-- Begin --

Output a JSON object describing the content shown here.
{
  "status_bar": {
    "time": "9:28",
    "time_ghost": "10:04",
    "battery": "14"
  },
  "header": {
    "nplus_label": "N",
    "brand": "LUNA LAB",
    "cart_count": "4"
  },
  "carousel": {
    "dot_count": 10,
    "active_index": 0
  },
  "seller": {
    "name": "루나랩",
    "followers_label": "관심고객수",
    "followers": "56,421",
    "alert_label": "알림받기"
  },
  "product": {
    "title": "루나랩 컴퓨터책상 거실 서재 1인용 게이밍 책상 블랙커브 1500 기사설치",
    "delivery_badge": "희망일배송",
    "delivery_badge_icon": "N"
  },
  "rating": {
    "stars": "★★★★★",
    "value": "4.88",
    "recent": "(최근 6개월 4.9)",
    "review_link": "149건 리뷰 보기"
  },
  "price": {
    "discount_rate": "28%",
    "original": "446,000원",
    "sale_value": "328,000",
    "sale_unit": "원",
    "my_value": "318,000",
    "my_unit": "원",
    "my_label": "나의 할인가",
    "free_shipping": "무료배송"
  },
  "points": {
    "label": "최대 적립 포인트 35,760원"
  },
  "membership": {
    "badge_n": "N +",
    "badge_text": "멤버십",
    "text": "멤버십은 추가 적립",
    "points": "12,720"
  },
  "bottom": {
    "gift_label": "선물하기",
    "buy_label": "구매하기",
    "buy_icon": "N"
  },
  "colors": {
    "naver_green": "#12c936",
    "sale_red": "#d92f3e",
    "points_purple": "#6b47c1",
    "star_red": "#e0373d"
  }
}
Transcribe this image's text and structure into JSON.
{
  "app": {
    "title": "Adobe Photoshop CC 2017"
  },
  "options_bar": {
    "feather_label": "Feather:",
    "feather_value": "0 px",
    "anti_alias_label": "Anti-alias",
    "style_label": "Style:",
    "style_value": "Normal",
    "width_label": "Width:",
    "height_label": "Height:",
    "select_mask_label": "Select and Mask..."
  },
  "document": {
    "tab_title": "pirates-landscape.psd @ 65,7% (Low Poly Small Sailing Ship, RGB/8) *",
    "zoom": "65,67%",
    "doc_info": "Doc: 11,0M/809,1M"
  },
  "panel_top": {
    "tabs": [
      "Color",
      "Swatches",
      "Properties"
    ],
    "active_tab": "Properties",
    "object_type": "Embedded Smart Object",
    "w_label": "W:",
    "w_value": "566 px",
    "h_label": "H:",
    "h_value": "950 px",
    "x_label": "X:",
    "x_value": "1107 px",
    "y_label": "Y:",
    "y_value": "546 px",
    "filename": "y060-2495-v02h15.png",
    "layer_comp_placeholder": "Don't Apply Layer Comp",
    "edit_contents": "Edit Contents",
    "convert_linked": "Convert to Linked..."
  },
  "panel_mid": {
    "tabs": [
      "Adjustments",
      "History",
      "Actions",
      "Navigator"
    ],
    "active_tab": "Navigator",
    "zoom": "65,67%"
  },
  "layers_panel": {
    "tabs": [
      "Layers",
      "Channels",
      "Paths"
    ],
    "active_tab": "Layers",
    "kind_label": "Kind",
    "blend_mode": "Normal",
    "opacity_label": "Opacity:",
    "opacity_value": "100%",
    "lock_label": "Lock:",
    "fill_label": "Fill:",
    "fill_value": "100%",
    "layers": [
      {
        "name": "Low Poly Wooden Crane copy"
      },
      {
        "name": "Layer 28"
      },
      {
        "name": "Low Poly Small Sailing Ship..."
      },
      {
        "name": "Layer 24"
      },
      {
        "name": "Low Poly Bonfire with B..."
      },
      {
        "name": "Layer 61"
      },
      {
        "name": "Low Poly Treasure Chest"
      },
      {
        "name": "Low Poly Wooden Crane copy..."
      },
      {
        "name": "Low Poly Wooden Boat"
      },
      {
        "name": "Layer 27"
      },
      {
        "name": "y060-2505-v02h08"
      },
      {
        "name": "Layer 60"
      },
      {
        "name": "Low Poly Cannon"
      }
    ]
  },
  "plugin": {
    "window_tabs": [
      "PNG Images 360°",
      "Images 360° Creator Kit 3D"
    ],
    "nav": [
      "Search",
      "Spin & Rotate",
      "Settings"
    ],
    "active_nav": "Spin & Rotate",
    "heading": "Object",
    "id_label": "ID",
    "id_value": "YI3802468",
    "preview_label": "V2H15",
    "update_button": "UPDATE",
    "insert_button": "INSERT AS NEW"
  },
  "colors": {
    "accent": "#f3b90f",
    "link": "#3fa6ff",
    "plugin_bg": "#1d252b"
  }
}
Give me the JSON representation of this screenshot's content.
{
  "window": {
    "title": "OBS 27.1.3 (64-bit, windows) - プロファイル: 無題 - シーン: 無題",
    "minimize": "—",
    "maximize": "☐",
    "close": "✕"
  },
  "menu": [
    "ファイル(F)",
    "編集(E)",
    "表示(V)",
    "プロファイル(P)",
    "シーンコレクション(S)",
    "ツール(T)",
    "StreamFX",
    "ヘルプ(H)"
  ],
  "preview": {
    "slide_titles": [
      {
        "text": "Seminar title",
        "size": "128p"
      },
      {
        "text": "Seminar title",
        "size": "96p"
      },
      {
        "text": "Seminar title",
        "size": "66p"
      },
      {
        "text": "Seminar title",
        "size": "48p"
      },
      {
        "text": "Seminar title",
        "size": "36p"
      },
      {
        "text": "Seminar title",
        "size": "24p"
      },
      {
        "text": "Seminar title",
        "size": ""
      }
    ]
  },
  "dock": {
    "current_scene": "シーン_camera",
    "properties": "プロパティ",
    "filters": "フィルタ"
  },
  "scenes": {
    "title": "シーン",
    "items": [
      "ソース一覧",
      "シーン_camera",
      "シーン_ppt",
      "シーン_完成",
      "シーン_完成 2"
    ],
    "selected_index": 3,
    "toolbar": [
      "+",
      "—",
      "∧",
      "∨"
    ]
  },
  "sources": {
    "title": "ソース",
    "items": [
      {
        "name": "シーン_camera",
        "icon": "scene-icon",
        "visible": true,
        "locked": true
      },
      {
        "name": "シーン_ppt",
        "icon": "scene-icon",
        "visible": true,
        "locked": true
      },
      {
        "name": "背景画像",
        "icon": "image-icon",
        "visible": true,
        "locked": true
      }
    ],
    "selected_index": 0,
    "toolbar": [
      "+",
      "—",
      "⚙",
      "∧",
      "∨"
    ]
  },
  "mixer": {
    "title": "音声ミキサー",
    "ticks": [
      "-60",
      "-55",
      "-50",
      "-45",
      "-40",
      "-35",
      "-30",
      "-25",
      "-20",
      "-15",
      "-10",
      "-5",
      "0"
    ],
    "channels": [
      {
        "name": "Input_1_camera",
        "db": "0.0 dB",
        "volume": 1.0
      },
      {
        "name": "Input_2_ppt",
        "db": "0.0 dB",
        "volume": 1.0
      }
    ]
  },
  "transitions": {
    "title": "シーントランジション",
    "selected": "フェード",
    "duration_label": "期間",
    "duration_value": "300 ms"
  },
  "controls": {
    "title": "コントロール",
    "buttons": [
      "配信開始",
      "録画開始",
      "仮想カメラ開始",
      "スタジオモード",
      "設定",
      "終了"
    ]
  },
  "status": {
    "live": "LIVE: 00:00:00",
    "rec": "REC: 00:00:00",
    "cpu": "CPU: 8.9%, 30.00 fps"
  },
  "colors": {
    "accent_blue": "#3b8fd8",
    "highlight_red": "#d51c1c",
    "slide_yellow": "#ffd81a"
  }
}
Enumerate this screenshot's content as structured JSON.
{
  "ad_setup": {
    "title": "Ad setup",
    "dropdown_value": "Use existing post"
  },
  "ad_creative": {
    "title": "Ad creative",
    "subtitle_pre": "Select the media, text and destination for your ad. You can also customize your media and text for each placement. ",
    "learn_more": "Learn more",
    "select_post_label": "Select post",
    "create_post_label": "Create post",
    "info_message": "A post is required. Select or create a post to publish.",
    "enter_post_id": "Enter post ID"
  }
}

-- End --

Scan the entries above for the word "post" and collect each line holding it.

    "dropdown_value": "Use existing post"
    "select_post_label": "Select post",
    "create_post_label": "Create post",
    "info_message": "A post is required. Select or create a post to publish.",
    "enter_post_id": "Enter post ID"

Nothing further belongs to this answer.